** begin EXTRACTED ENTRIES **
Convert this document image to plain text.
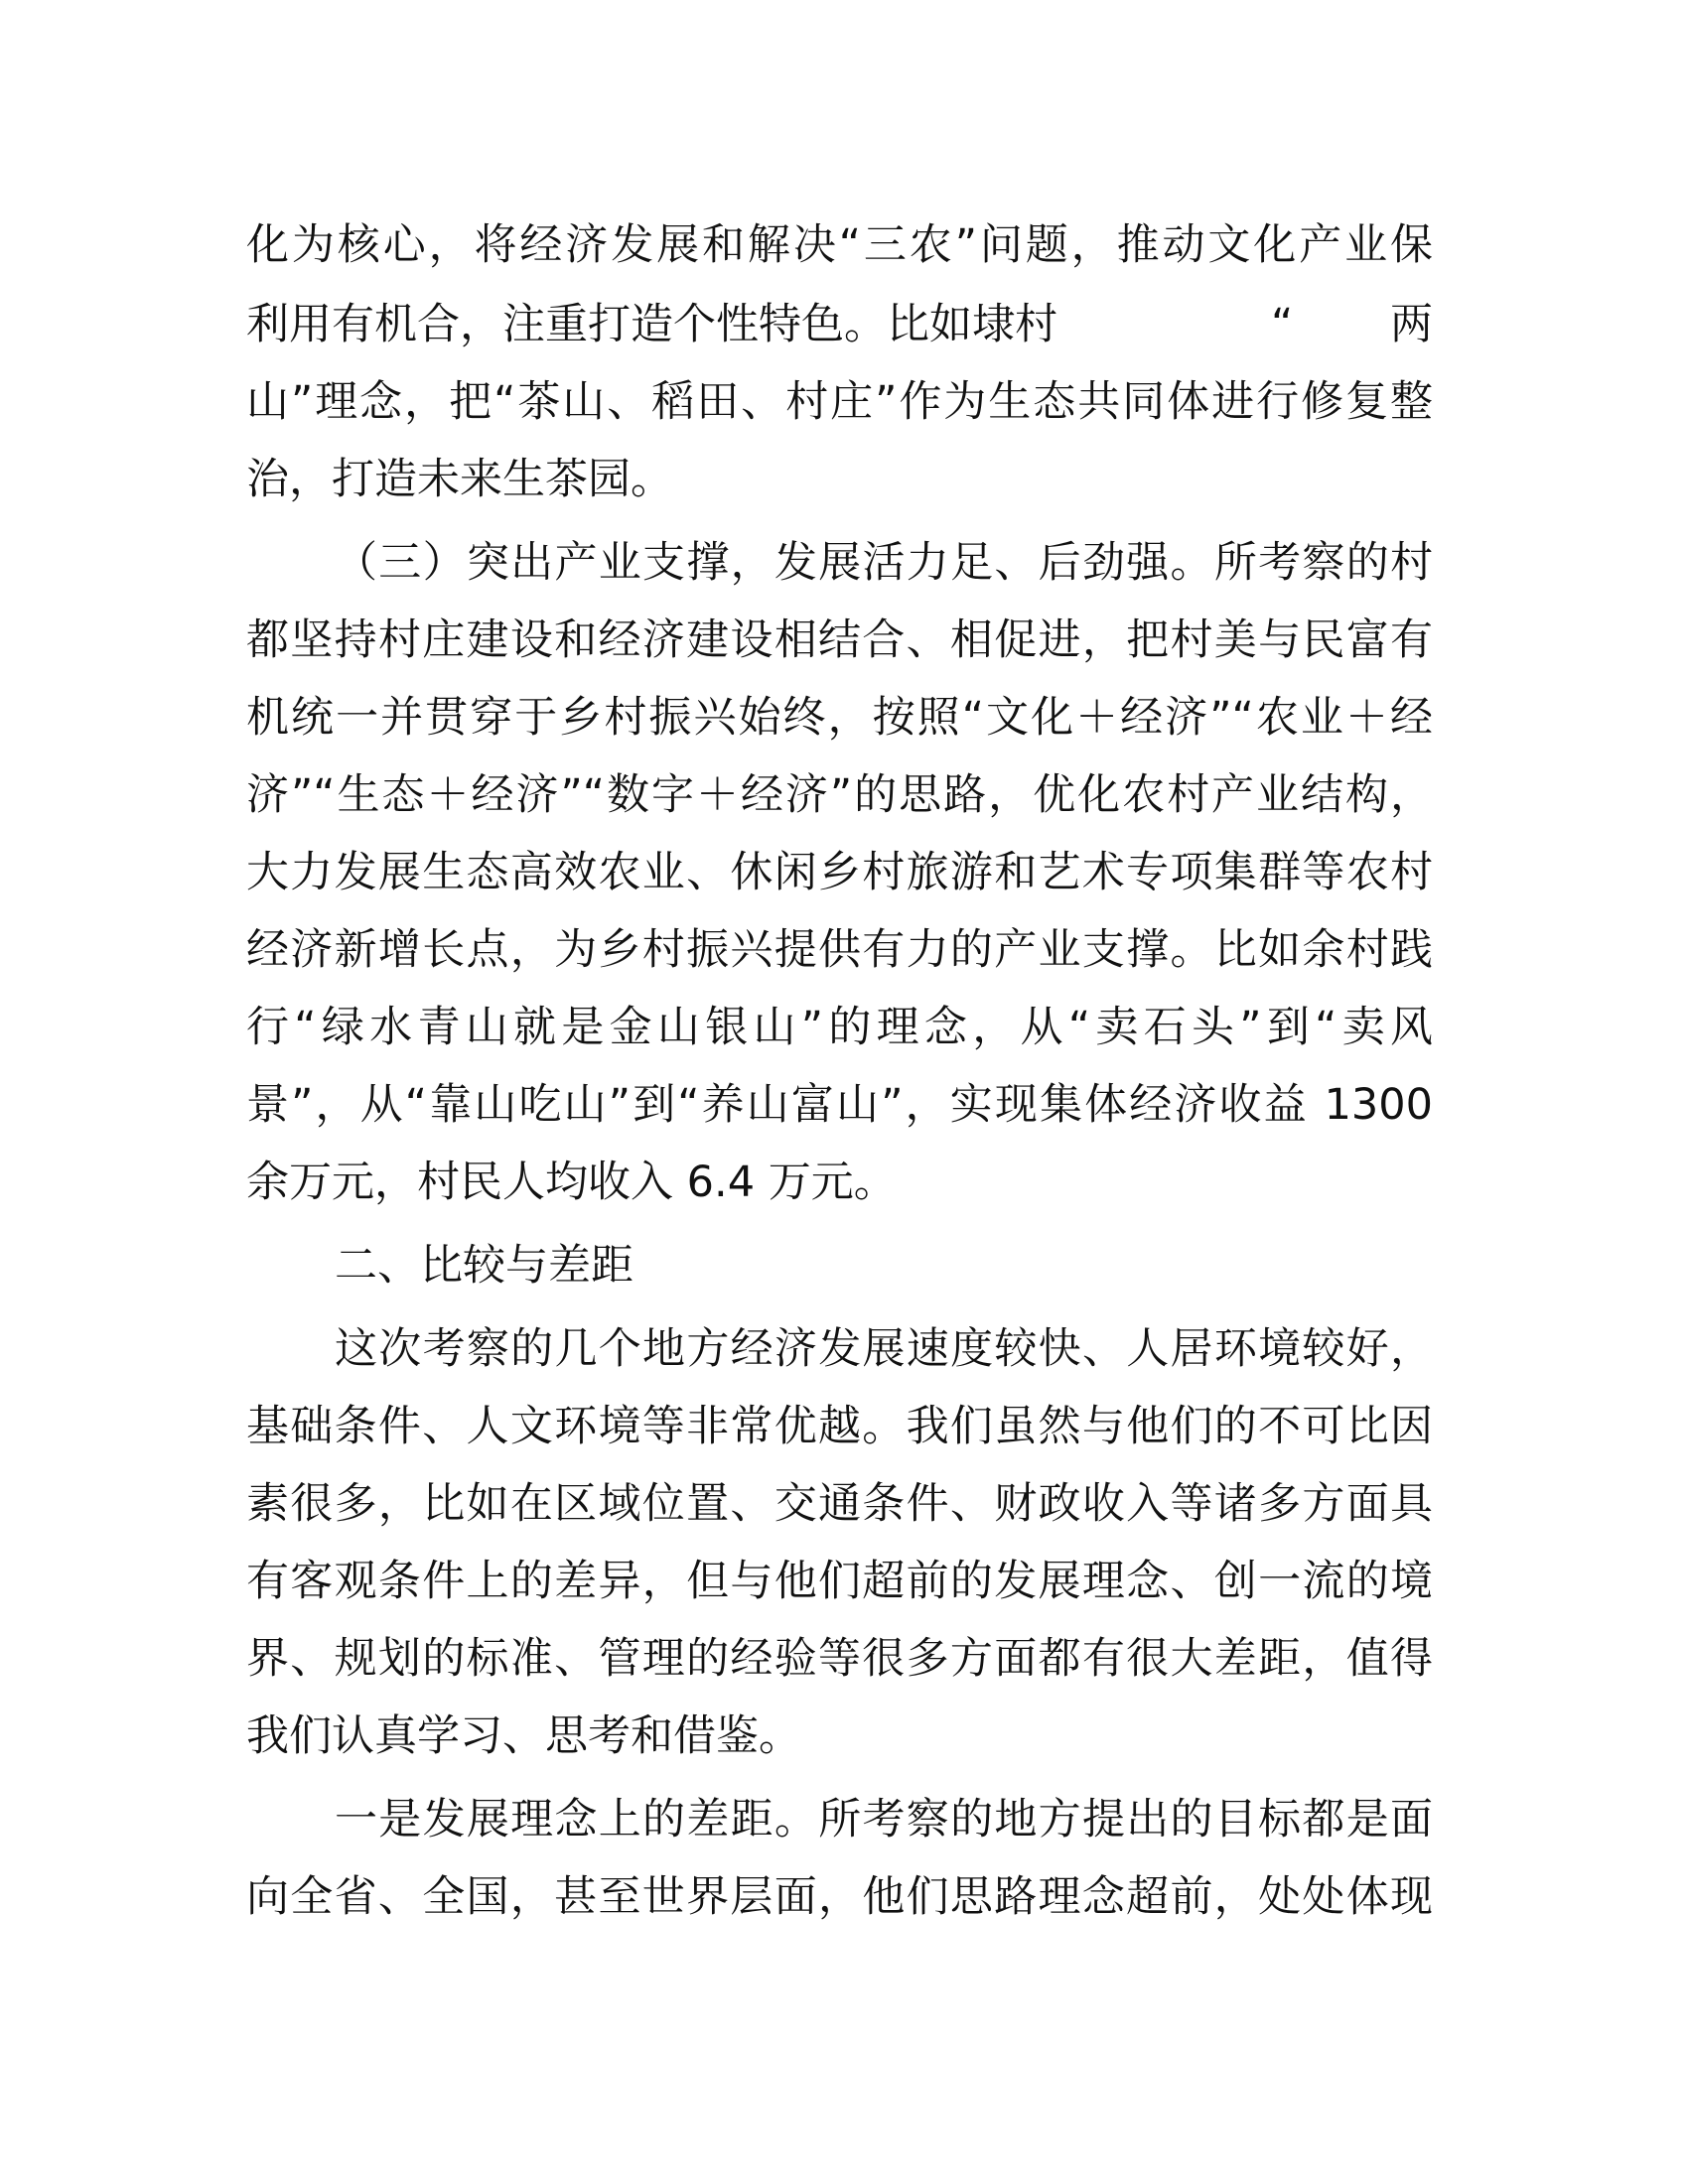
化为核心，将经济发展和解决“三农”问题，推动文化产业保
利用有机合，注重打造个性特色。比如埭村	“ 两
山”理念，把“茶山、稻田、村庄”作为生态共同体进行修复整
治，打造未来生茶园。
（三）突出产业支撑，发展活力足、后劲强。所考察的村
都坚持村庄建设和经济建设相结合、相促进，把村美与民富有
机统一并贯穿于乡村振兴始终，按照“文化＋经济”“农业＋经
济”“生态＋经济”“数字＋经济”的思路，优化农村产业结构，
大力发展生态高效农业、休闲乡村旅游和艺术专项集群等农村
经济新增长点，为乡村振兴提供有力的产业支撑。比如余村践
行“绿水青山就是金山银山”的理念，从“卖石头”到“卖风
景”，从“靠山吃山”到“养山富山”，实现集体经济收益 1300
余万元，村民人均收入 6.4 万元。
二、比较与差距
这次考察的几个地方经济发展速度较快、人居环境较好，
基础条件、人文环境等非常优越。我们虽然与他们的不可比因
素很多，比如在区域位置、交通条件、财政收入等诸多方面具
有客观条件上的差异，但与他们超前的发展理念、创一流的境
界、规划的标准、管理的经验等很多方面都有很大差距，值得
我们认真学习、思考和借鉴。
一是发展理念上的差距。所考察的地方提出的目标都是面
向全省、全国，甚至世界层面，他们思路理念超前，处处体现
** end EXTRACTED ENTRIES **
▶ [TO DO] Retype each record exactly as it stands, but do not include the pictures.

▶ [ANSWER TO THIS TASK]
Convert this document image to plain text.
化为核心，将经济发展和解决“三农”问题，推动文化产业保
利用有机合，注重打造个性特色。比如埭村	“ 两
山”理念，把“茶山、稻田、村庄”作为生态共同体进行修复整
治，打造未来生茶园。
（三）突出产业支撑，发展活力足、后劲强。所考察的村
都坚持村庄建设和经济建设相结合、相促进，把村美与民富有
机统一并贯穿于乡村振兴始终，按照“文化＋经济”“农业＋经
济”“生态＋经济”“数字＋经济”的思路，优化农村产业结构，
大力发展生态高效农业、休闲乡村旅游和艺术专项集群等农村
经济新增长点，为乡村振兴提供有力的产业支撑。比如余村践
行“绿水青山就是金山银山”的理念，从“卖石头”到“卖风
景”，从“靠山吃山”到“养山富山”，实现集体经济收益 1300
余万元，村民人均收入 6.4 万元。
二、比较与差距
这次考察的几个地方经济发展速度较快、人居环境较好，
基础条件、人文环境等非常优越。我们虽然与他们的不可比因
素很多，比如在区域位置、交通条件、财政收入等诸多方面具
有客观条件上的差异，但与他们超前的发展理念、创一流的境
界、规划的标准、管理的经验等很多方面都有很大差距，值得
我们认真学习、思考和借鉴。
一是发展理念上的差距。所考察的地方提出的目标都是面
向全省、全国，甚至世界层面，他们思路理念超前，处处体现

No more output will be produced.